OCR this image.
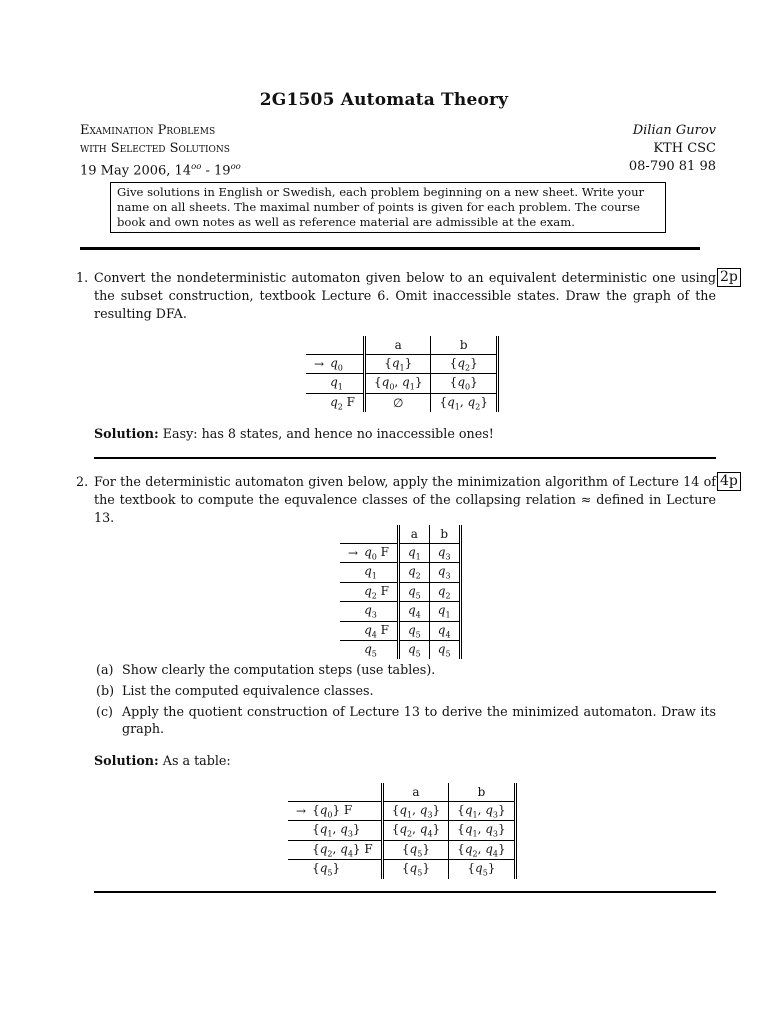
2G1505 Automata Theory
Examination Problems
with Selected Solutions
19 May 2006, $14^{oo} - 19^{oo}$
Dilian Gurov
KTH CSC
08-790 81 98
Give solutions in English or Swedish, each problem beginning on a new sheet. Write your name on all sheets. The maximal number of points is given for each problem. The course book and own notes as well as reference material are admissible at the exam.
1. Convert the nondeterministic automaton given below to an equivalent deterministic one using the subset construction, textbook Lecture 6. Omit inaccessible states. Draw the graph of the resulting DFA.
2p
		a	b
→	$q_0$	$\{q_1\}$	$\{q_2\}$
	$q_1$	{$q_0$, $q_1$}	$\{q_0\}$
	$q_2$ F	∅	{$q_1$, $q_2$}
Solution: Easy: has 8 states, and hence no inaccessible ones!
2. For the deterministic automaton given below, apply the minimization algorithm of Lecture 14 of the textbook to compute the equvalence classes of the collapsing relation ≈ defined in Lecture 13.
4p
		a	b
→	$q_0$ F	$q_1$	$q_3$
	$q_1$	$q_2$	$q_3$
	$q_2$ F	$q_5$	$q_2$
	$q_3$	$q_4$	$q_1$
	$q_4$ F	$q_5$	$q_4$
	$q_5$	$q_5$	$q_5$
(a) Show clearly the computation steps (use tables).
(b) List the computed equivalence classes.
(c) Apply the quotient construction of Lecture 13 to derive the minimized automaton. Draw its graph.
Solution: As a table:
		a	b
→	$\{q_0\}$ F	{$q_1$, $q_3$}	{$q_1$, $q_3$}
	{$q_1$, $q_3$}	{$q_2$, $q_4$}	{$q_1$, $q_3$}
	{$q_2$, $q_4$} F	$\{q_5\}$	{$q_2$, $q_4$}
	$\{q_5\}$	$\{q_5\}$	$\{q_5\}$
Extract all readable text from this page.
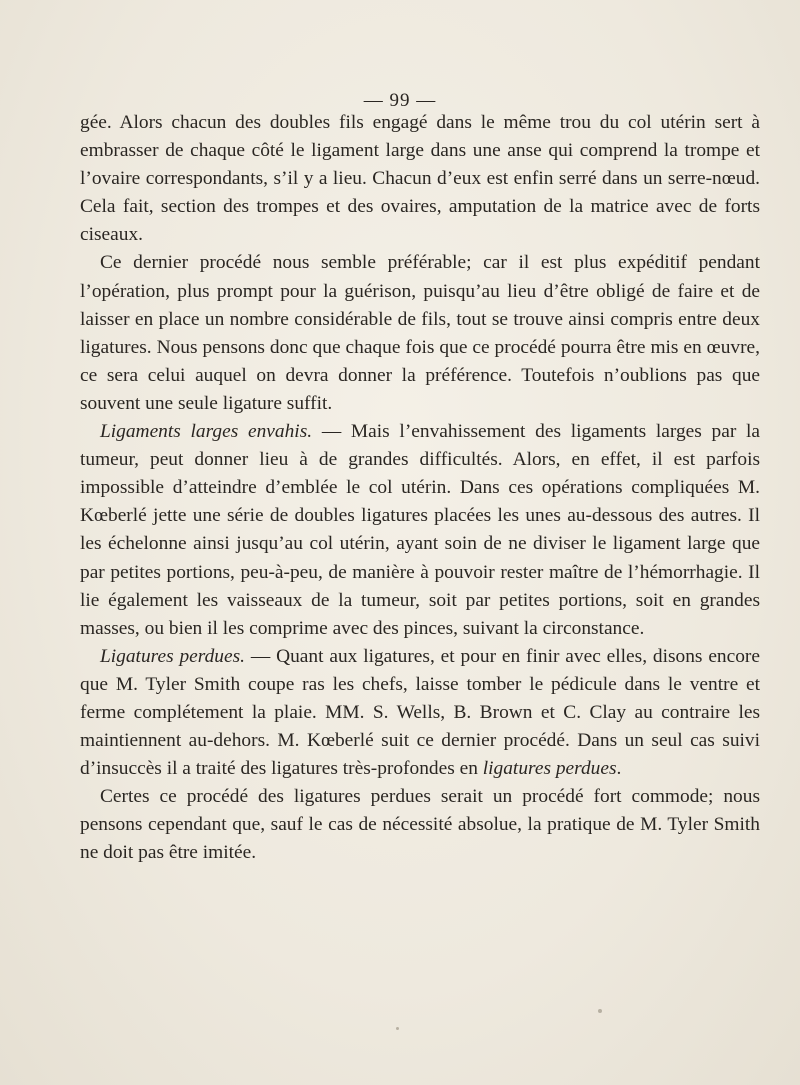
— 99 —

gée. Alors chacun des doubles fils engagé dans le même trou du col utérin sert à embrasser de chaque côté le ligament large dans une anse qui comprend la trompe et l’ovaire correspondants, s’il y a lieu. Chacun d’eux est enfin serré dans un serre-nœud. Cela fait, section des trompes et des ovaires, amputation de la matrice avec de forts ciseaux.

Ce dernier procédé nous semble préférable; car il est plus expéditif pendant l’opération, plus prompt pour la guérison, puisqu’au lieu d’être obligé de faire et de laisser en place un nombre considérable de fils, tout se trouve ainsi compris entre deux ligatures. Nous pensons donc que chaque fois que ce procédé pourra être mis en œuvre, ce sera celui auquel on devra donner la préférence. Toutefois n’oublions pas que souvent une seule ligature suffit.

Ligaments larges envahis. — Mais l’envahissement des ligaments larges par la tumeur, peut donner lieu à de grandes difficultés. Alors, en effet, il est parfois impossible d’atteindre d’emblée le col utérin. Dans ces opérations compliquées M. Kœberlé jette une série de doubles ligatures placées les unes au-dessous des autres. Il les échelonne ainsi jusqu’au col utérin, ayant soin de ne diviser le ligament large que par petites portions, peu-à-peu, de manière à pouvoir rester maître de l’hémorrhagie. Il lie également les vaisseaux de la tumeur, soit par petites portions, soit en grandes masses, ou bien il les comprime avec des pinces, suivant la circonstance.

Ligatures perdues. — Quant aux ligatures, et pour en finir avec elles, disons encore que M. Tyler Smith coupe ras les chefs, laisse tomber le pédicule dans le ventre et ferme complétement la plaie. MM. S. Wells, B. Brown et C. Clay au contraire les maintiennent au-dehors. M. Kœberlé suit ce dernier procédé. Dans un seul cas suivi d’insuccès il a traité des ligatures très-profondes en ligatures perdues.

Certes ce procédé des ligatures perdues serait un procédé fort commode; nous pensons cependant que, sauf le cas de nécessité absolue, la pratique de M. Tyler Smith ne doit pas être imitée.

◆ ◆ ◆ ◆

Aim of the exercise: Copy each line of the listing in which the word "fils" can be found.

The output:
gée. Alors chacun des doubles fils engagé dans le même trou du col utérin sert à embrasser de chaque côté le ligament large dans une anse qui comprend la trompe et l’ovaire correspondants, s’il y a lieu. Chacun d’eux est enfin serré dans un serre-nœud. Cela fait, section des trompes et des ovaires, amputation de la matrice avec de forts ciseaux.
Ce dernier procédé nous semble préférable; car il est plus expéditif pendant l’opération, plus prompt pour la guérison, puisqu’au lieu d’être obligé de faire et de laisser en place un nombre considérable de fils, tout se trouve ainsi compris entre deux ligatures. Nous pensons donc que chaque fois que ce procédé pourra être mis en œuvre, ce sera celui auquel on devra donner la préférence. Toutefois n’oublions pas que souvent une seule ligature suffit.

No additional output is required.